Given instruction » Write out the records again, exactly, leaving none out.

[Collected data entries]
════════════════

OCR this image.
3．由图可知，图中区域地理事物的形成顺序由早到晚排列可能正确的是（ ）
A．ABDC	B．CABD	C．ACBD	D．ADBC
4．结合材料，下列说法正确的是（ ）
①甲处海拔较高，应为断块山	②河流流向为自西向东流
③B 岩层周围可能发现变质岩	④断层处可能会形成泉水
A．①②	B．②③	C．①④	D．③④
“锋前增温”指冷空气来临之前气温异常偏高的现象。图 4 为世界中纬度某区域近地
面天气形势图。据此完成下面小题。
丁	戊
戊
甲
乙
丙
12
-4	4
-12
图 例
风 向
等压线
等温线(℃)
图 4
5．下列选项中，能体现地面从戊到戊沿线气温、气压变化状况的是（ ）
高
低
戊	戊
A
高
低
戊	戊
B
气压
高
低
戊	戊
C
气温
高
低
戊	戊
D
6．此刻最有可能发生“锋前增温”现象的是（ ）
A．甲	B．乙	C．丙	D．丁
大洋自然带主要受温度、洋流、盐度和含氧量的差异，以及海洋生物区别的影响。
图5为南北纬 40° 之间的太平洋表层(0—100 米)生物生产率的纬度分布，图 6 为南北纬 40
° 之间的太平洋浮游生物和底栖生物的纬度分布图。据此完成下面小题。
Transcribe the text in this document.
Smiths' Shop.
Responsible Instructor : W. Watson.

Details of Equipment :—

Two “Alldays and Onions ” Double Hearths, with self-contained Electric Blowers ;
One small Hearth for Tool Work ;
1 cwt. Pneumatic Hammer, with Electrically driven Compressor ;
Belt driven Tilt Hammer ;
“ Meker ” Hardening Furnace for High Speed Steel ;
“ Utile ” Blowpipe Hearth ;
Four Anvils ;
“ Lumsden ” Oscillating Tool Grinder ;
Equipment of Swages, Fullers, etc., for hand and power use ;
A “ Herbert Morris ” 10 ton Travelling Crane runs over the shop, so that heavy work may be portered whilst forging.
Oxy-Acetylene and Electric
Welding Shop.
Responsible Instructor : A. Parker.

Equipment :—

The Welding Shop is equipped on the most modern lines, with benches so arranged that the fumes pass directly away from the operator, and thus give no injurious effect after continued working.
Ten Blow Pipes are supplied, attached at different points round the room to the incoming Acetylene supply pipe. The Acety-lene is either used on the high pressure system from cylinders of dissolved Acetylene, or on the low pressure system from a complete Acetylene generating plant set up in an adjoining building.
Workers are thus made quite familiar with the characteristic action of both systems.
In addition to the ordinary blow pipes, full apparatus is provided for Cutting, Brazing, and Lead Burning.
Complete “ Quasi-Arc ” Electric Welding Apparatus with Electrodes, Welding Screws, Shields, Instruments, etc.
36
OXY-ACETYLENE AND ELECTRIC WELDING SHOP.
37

════════════════

Solution to this task »
OCR this image.
3．由图可知，图中区域地理事物的形成顺序由早到晚排列可能正确的是（ ）
A．ABDC	B．CABD	C．ACBD	D．ADBC
4．结合材料，下列说法正确的是（ ）
①甲处海拔较高，应为断块山	②河流流向为自西向东流
③B 岩层周围可能发现变质岩	④断层处可能会形成泉水
A．①②	B．②③	C．①④	D．③④
“锋前增温”指冷空气来临之前气温异常偏高的现象。图 4 为世界中纬度某区域近地
面天气形势图。据此完成下面小题。
丁	戊
戊
甲
乙
丙
12
-4	4
-12
图 例
风 向
等压线
等温线(℃)
图 4
5．下列选项中，能体现地面从戊到戊沿线气温、气压变化状况的是（ ）
高
低
戊	戊
A
高
低
戊	戊
B
气压
高
低
戊	戊
C
气温
高
低
戊	戊
D
6．此刻最有可能发生“锋前增温”现象的是（ ）
A．甲	B．乙	C．丙	D．丁
大洋自然带主要受温度、洋流、盐度和含氧量的差异，以及海洋生物区别的影响。
图5为南北纬 40° 之间的太平洋表层(0—100 米)生物生产率的纬度分布，图 6 为南北纬 40
° 之间的太平洋浮游生物和底栖生物的纬度分布图。据此完成下面小题。
Transcribe the text in this document.
Smiths' Shop.
Responsible Instructor : W. Watson.

Details of Equipment :—

Two “Alldays and Onions ” Double Hearths, with self-contained Electric Blowers ;
One small Hearth for Tool Work ;
1 cwt. Pneumatic Hammer, with Electrically driven Compressor ;
Belt driven Tilt Hammer ;
“ Meker ” Hardening Furnace for High Speed Steel ;
“ Utile ” Blowpipe Hearth ;
Four Anvils ;
“ Lumsden ” Oscillating Tool Grinder ;
Equipment of Swages, Fullers, etc., for hand and power use ;
A “ Herbert Morris ” 10 ton Travelling Crane runs over the shop, so that heavy work may be portered whilst forging.
Oxy-Acetylene and Electric
Welding Shop.
Responsible Instructor : A. Parker.

Equipment :—

The Welding Shop is equipped on the most modern lines, with benches so arranged that the fumes pass directly away from the operator, and thus give no injurious effect after continued working.
Ten Blow Pipes are supplied, attached at different points round the room to the incoming Acetylene supply pipe. The Acety-lene is either used on the high pressure system from cylinders of dissolved Acetylene, or on the low pressure system from a complete Acetylene generating plant set up in an adjoining building.
Workers are thus made quite familiar with the characteristic action of both systems.
In addition to the ordinary blow pipes, full apparatus is provided for Cutting, Brazing, and Lead Burning.
Complete “ Quasi-Arc ” Electric Welding Apparatus with Electrodes, Welding Screws, Shields, Instruments, etc.
36
OXY-ACETYLENE AND ELECTRIC WELDING SHOP.
37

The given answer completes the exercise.